Directive
Print the records below word for word, but leave out the pictures.

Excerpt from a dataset

[START]

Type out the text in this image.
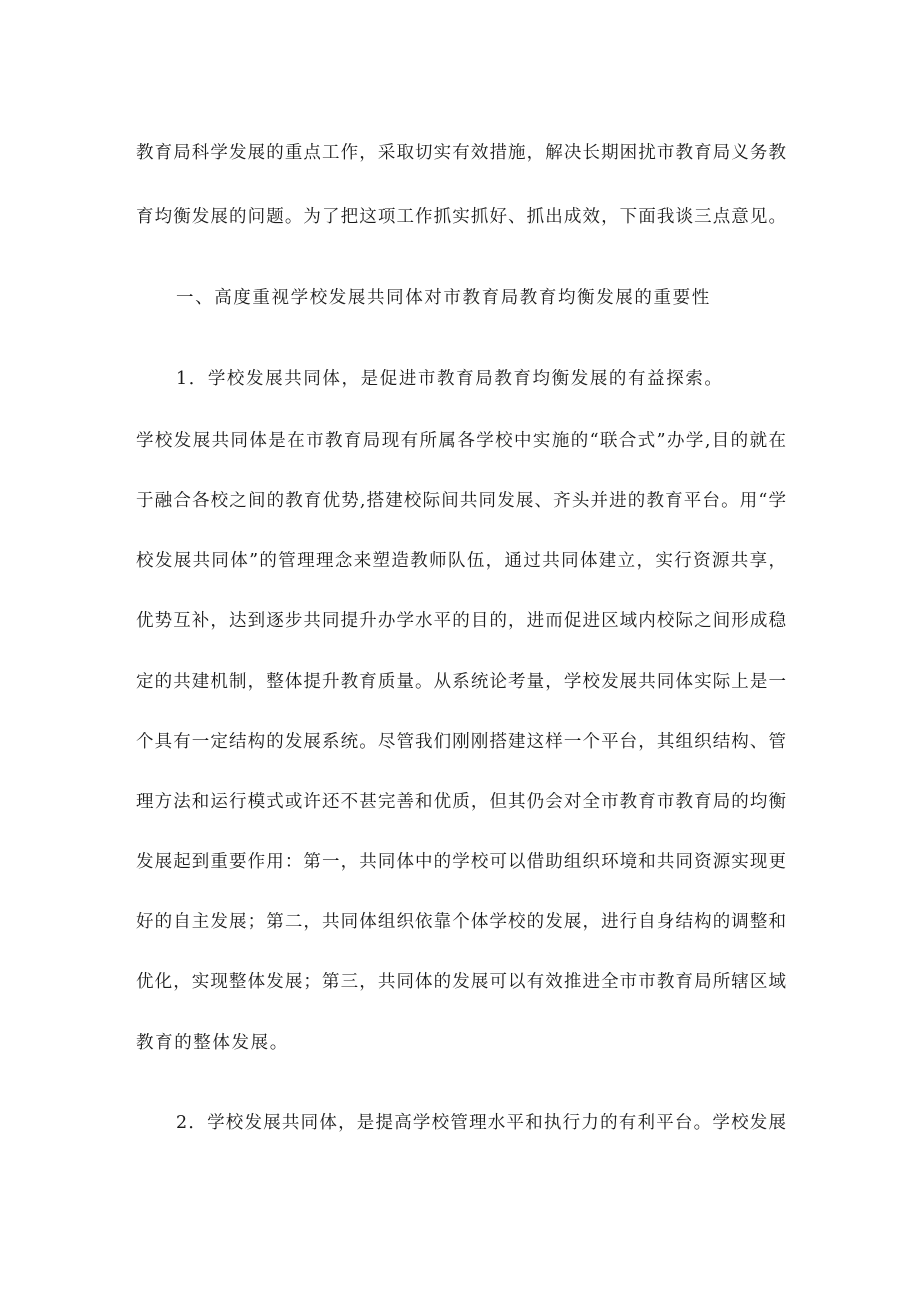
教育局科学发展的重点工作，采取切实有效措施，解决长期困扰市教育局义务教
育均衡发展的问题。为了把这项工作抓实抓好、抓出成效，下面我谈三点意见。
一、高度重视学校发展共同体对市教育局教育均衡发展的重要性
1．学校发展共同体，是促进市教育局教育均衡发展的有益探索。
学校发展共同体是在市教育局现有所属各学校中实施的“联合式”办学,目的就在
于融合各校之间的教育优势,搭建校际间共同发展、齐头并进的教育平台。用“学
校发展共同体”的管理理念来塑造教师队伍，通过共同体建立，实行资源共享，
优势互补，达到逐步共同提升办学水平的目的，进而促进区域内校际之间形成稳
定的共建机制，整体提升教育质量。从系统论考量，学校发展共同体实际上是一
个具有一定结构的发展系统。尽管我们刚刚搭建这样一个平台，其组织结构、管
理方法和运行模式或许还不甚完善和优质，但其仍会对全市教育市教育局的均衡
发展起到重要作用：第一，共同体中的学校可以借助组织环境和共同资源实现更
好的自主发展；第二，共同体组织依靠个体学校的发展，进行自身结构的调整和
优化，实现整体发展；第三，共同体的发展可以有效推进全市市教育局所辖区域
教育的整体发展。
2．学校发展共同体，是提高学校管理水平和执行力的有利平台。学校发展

[END]

Result
Type out the text in this image.
教育局科学发展的重点工作，采取切实有效措施，解决长期困扰市教育局义务教
育均衡发展的问题。为了把这项工作抓实抓好、抓出成效，下面我谈三点意见。
一、高度重视学校发展共同体对市教育局教育均衡发展的重要性
1．学校发展共同体，是促进市教育局教育均衡发展的有益探索。
学校发展共同体是在市教育局现有所属各学校中实施的“联合式”办学,目的就在
于融合各校之间的教育优势,搭建校际间共同发展、齐头并进的教育平台。用“学
校发展共同体”的管理理念来塑造教师队伍，通过共同体建立，实行资源共享，
优势互补，达到逐步共同提升办学水平的目的，进而促进区域内校际之间形成稳
定的共建机制，整体提升教育质量。从系统论考量，学校发展共同体实际上是一
个具有一定结构的发展系统。尽管我们刚刚搭建这样一个平台，其组织结构、管
理方法和运行模式或许还不甚完善和优质，但其仍会对全市教育市教育局的均衡
发展起到重要作用：第一，共同体中的学校可以借助组织环境和共同资源实现更
好的自主发展；第二，共同体组织依靠个体学校的发展，进行自身结构的调整和
优化，实现整体发展；第三，共同体的发展可以有效推进全市市教育局所辖区域
教育的整体发展。
2．学校发展共同体，是提高学校管理水平和执行力的有利平台。学校发展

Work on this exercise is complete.